- [Goal]: Retype the records that come next, word for word.

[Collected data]

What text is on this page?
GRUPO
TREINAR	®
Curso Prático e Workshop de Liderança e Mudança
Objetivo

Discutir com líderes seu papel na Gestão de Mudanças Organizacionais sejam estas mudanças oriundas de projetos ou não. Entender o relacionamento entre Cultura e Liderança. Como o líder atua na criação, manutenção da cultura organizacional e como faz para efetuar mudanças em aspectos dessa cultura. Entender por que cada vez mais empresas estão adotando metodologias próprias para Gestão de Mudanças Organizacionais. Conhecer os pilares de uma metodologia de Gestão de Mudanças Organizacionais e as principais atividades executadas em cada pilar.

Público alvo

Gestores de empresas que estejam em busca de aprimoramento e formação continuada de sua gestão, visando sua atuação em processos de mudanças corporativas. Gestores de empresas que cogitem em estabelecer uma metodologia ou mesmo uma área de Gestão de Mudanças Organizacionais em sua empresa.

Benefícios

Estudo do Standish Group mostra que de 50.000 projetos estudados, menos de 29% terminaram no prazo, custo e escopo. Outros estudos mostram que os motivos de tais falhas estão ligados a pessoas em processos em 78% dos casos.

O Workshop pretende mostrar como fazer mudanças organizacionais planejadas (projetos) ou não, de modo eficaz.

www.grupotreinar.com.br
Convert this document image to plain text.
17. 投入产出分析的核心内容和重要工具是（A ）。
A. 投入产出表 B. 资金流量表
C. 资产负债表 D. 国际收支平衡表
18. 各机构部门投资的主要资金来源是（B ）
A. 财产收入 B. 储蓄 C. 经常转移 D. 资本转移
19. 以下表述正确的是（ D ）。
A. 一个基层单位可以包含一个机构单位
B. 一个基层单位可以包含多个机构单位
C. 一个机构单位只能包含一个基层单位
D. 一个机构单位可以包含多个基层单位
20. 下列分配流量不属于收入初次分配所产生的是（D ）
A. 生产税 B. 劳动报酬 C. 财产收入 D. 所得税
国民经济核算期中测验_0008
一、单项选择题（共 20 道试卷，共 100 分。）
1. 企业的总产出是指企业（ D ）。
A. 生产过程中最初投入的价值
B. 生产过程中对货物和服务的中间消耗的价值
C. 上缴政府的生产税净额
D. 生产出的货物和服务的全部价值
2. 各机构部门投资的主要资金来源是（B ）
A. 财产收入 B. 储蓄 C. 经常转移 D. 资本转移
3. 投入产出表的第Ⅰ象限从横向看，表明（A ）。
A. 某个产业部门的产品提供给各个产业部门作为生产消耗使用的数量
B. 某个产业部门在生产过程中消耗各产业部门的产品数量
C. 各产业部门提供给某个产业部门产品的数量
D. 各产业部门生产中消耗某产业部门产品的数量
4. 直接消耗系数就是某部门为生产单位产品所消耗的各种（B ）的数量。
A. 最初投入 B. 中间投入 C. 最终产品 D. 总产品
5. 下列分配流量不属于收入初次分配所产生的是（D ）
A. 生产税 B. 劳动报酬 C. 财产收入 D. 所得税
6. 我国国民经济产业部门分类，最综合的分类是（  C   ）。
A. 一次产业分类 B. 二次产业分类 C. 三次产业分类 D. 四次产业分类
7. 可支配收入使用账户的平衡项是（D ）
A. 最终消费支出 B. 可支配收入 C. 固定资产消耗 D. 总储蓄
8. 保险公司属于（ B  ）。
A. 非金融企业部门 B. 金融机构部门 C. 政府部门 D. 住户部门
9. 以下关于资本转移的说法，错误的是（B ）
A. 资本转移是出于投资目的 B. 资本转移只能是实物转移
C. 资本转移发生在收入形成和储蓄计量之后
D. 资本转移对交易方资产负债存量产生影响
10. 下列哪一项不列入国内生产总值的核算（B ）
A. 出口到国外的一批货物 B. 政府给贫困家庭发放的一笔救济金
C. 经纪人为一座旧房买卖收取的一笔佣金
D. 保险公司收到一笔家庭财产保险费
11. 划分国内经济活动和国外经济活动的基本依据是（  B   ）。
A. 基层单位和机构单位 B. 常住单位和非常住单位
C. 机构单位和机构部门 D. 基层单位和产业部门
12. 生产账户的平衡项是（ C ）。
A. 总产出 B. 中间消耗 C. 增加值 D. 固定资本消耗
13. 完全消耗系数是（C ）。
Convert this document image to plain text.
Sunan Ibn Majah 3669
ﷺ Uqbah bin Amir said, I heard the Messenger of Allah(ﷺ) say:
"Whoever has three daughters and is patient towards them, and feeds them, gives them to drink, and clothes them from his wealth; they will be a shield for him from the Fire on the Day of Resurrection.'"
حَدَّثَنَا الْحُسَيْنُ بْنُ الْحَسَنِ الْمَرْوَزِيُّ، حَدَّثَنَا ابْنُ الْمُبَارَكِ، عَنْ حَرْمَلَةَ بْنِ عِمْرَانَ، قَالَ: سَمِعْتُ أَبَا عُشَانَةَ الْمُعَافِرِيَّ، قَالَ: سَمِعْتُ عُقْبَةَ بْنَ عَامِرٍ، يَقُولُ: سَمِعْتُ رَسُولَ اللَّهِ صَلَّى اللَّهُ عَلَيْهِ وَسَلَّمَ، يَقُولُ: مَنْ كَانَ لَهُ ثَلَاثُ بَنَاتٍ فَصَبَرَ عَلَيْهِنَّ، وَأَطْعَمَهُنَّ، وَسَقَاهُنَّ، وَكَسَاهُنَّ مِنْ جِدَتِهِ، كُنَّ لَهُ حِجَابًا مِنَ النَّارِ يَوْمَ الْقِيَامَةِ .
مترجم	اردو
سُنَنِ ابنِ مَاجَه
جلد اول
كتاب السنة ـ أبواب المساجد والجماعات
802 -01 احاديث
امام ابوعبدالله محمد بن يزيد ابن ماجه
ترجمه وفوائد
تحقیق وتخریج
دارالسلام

- [Output of the task]:
What text is on this page?
GRUPO
TREINAR	®
Curso Prático e Workshop de Liderança e Mudança
Objetivo

Discutir com líderes seu papel na Gestão de Mudanças Organizacionais sejam estas mudanças oriundas de projetos ou não. Entender o relacionamento entre Cultura e Liderança. Como o líder atua na criação, manutenção da cultura organizacional e como faz para efetuar mudanças em aspectos dessa cultura. Entender por que cada vez mais empresas estão adotando metodologias próprias para Gestão de Mudanças Organizacionais. Conhecer os pilares de uma metodologia de Gestão de Mudanças Organizacionais e as principais atividades executadas em cada pilar.

Público alvo

Gestores de empresas que estejam em busca de aprimoramento e formação continuada de sua gestão, visando sua atuação em processos de mudanças corporativas. Gestores de empresas que cogitem em estabelecer uma metodologia ou mesmo uma área de Gestão de Mudanças Organizacionais em sua empresa.

Benefícios

Estudo do Standish Group mostra que de 50.000 projetos estudados, menos de 29% terminaram no prazo, custo e escopo. Outros estudos mostram que os motivos de tais falhas estão ligados a pessoas em processos em 78% dos casos.

O Workshop pretende mostrar como fazer mudanças organizacionais planejadas (projetos) ou não, de modo eficaz.

www.grupotreinar.com.br
Convert this document image to plain text.
17. 投入产出分析的核心内容和重要工具是（A ）。
A. 投入产出表 B. 资金流量表
C. 资产负债表 D. 国际收支平衡表
18. 各机构部门投资的主要资金来源是（B ）
A. 财产收入 B. 储蓄 C. 经常转移 D. 资本转移
19. 以下表述正确的是（ D ）。
A. 一个基层单位可以包含一个机构单位
B. 一个基层单位可以包含多个机构单位
C. 一个机构单位只能包含一个基层单位
D. 一个机构单位可以包含多个基层单位
20. 下列分配流量不属于收入初次分配所产生的是（D ）
A. 生产税 B. 劳动报酬 C. 财产收入 D. 所得税
国民经济核算期中测验_0008
一、单项选择题（共 20 道试卷，共 100 分。）
1. 企业的总产出是指企业（ D ）。
A. 生产过程中最初投入的价值
B. 生产过程中对货物和服务的中间消耗的价值
C. 上缴政府的生产税净额
D. 生产出的货物和服务的全部价值
2. 各机构部门投资的主要资金来源是（B ）
A. 财产收入 B. 储蓄 C. 经常转移 D. 资本转移
3. 投入产出表的第Ⅰ象限从横向看，表明（A ）。
A. 某个产业部门的产品提供给各个产业部门作为生产消耗使用的数量
B. 某个产业部门在生产过程中消耗各产业部门的产品数量
C. 各产业部门提供给某个产业部门产品的数量
D. 各产业部门生产中消耗某产业部门产品的数量
4. 直接消耗系数就是某部门为生产单位产品所消耗的各种（B ）的数量。
A. 最初投入 B. 中间投入 C. 最终产品 D. 总产品
5. 下列分配流量不属于收入初次分配所产生的是（D ）
A. 生产税 B. 劳动报酬 C. 财产收入 D. 所得税
6. 我国国民经济产业部门分类，最综合的分类是（  C   ）。
A. 一次产业分类 B. 二次产业分类 C. 三次产业分类 D. 四次产业分类
7. 可支配收入使用账户的平衡项是（D ）
A. 最终消费支出 B. 可支配收入 C. 固定资产消耗 D. 总储蓄
8. 保险公司属于（ B  ）。
A. 非金融企业部门 B. 金融机构部门 C. 政府部门 D. 住户部门
9. 以下关于资本转移的说法，错误的是（B ）
A. 资本转移是出于投资目的 B. 资本转移只能是实物转移
C. 资本转移发生在收入形成和储蓄计量之后
D. 资本转移对交易方资产负债存量产生影响
10. 下列哪一项不列入国内生产总值的核算（B ）
A. 出口到国外的一批货物 B. 政府给贫困家庭发放的一笔救济金
C. 经纪人为一座旧房买卖收取的一笔佣金
D. 保险公司收到一笔家庭财产保险费
11. 划分国内经济活动和国外经济活动的基本依据是（  B   ）。
A. 基层单位和机构单位 B. 常住单位和非常住单位
C. 机构单位和机构部门 D. 基层单位和产业部门
12. 生产账户的平衡项是（ C ）。
A. 总产出 B. 中间消耗 C. 增加值 D. 固定资本消耗
13. 完全消耗系数是（C ）。
Convert this document image to plain text.
Sunan Ibn Majah 3669
ﷺ Uqbah bin Amir said, I heard the Messenger of Allah(ﷺ) say:
"Whoever has three daughters and is patient towards them, and feeds them, gives them to drink, and clothes them from his wealth; they will be a shield for him from the Fire on the Day of Resurrection.'"
حَدَّثَنَا الْحُسَيْنُ بْنُ الْحَسَنِ الْمَرْوَزِيُّ، حَدَّثَنَا ابْنُ الْمُبَارَكِ، عَنْ حَرْمَلَةَ بْنِ عِمْرَانَ، قَالَ: سَمِعْتُ أَبَا عُشَانَةَ الْمُعَافِرِيَّ، قَالَ: سَمِعْتُ عُقْبَةَ بْنَ عَامِرٍ، يَقُولُ: سَمِعْتُ رَسُولَ اللَّهِ صَلَّى اللَّهُ عَلَيْهِ وَسَلَّمَ، يَقُولُ: مَنْ كَانَ لَهُ ثَلَاثُ بَنَاتٍ فَصَبَرَ عَلَيْهِنَّ، وَأَطْعَمَهُنَّ، وَسَقَاهُنَّ، وَكَسَاهُنَّ مِنْ جِدَتِهِ، كُنَّ لَهُ حِجَابًا مِنَ النَّارِ يَوْمَ الْقِيَامَةِ .
مترجم	اردو
سُنَنِ ابنِ مَاجَه
جلد اول
كتاب السنة ـ أبواب المساجد والجماعات
802 -01 احاديث
امام ابوعبدالله محمد بن يزيد ابن ماجه
ترجمه وفوائد
تحقیق وتخریج
دارالسلام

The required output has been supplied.